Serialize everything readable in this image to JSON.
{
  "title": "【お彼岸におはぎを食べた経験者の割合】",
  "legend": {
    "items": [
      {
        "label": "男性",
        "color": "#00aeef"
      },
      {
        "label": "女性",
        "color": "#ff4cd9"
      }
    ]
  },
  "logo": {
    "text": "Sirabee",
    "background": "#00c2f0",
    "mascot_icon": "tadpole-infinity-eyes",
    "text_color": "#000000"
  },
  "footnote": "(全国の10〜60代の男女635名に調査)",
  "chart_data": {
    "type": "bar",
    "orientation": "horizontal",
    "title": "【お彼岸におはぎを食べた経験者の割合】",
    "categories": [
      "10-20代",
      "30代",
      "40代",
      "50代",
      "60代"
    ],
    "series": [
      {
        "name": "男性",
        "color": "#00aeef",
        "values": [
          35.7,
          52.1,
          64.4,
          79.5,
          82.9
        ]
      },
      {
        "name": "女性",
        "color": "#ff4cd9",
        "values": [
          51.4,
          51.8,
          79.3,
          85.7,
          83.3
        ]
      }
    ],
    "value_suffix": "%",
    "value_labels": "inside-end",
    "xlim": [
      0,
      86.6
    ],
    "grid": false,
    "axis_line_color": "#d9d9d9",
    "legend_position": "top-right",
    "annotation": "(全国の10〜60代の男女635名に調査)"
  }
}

+ + + + +

TASK PROMPT: Every entry should be printed again exactly as written.

EXERCISE SOLUTION:
Serialize everything readable in this image to JSON.
{
  "title": "【お彼岸におはぎを食べた経験者の割合】",
  "legend": {
    "items": [
      {
        "label": "男性",
        "color": "#00aeef"
      },
      {
        "label": "女性",
        "color": "#ff4cd9"
      }
    ]
  },
  "logo": {
    "text": "Sirabee",
    "background": "#00c2f0",
    "mascot_icon": "tadpole-infinity-eyes",
    "text_color": "#000000"
  },
  "footnote": "(全国の10〜60代の男女635名に調査)",
  "chart_data": {
    "type": "bar",
    "orientation": "horizontal",
    "title": "【お彼岸におはぎを食べた経験者の割合】",
    "categories": [
      "10-20代",
      "30代",
      "40代",
      "50代",
      "60代"
    ],
    "series": [
      {
        "name": "男性",
        "color": "#00aeef",
        "values": [
          35.7,
          52.1,
          64.4,
          79.5,
          82.9
        ]
      },
      {
        "name": "女性",
        "color": "#ff4cd9",
        "values": [
          51.4,
          51.8,
          79.3,
          85.7,
          83.3
        ]
      }
    ],
    "value_suffix": "%",
    "value_labels": "inside-end",
    "xlim": [
      0,
      86.6
    ],
    "grid": false,
    "axis_line_color": "#d9d9d9",
    "legend_position": "top-right",
    "annotation": "(全国の10〜60代の男女635名に調査)"
  }
}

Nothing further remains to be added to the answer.